• What this task involves
Gather the lines that hold the string "Joint".

• Material supplied

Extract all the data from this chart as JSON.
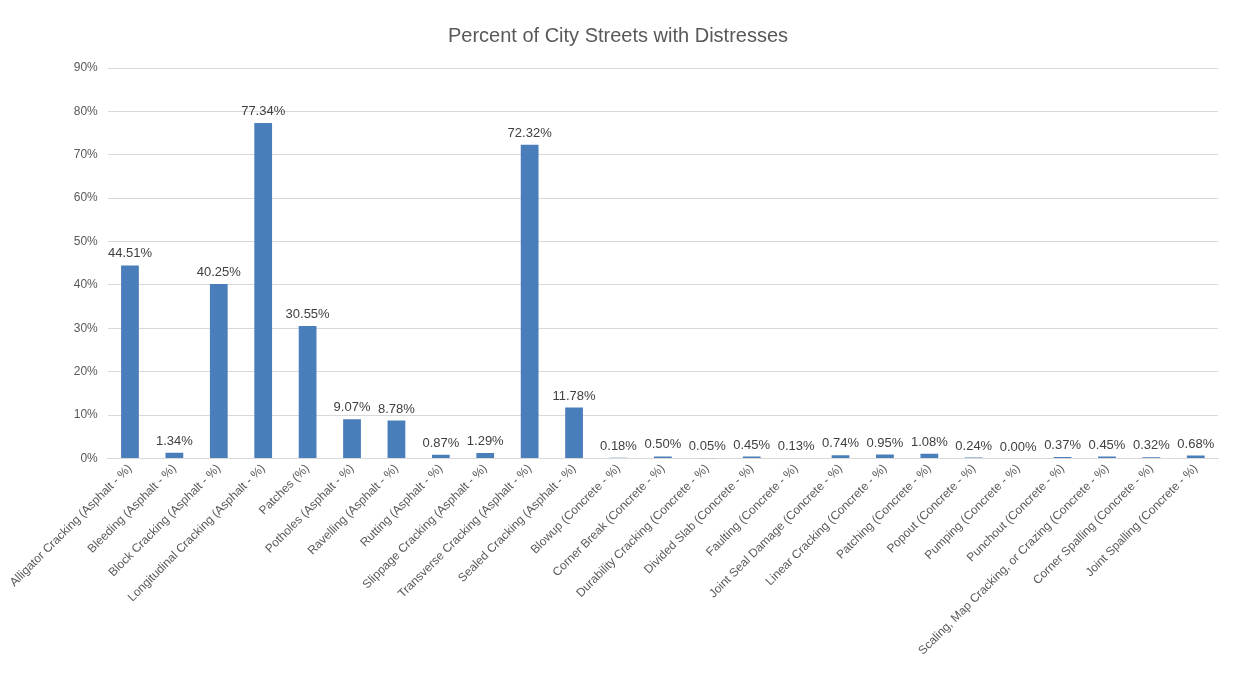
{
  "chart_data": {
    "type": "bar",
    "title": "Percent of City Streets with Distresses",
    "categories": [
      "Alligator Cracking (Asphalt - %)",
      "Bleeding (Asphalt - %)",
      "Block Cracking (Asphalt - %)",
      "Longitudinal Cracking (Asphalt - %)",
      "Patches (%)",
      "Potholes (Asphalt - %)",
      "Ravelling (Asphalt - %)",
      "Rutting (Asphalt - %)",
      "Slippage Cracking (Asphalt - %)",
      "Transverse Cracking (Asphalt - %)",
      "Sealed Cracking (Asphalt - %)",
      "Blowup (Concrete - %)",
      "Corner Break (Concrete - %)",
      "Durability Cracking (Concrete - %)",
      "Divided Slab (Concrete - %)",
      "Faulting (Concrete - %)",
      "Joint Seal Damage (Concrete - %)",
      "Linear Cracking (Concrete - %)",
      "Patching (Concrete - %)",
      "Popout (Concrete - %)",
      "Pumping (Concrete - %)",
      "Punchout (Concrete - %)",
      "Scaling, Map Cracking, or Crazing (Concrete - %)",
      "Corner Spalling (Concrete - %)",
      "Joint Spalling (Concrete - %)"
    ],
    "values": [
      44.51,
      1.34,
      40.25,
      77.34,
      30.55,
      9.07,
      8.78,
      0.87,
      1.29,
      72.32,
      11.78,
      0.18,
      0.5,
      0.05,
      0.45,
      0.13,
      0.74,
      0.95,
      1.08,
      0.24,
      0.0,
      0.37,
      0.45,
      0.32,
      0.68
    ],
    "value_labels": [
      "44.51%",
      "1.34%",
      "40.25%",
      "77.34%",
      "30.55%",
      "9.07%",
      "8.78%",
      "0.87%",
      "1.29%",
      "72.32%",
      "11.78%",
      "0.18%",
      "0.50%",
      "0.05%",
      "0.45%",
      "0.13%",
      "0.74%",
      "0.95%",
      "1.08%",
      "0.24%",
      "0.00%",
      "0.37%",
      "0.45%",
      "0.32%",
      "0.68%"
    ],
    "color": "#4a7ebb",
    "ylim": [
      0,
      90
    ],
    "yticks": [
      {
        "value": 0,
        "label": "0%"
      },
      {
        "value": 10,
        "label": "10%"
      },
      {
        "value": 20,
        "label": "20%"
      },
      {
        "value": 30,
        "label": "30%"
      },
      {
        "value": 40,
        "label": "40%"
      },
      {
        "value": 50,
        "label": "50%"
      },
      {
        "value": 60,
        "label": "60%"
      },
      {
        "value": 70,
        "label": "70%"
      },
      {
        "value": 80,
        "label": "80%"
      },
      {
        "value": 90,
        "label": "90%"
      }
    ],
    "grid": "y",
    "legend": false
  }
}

==

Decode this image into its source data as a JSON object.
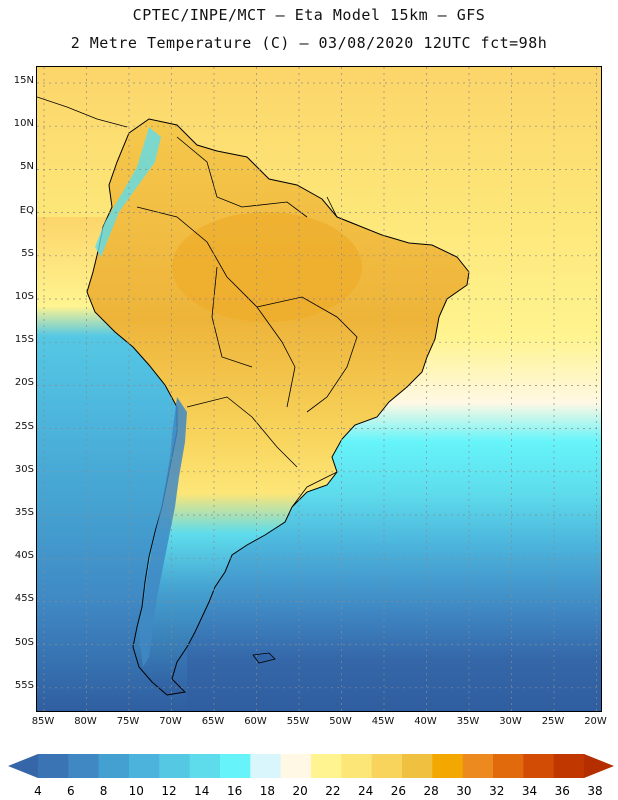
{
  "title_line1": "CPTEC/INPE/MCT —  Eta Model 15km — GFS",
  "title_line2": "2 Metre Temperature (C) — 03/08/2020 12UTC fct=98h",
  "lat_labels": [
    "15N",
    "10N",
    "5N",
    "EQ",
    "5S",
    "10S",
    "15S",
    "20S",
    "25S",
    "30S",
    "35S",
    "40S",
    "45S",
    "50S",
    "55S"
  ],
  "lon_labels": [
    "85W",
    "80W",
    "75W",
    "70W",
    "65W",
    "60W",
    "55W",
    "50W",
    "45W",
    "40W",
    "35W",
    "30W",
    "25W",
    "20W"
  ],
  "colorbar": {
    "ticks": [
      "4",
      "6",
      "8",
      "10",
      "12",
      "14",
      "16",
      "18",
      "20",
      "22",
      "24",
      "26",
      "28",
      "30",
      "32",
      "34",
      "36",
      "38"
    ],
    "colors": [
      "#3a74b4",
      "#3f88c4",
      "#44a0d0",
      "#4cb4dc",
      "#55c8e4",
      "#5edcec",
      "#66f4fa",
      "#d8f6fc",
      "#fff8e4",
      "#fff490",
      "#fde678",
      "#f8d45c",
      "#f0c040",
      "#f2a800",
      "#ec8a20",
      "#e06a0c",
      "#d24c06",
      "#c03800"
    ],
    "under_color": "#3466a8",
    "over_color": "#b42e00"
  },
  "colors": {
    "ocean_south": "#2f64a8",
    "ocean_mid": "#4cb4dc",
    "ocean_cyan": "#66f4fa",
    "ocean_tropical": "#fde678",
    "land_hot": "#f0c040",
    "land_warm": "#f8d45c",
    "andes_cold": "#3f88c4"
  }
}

• Answer to this exercise
      "Joint Seal Damage (Concrete - %)",
      "Joint Spalling (Concrete - %)"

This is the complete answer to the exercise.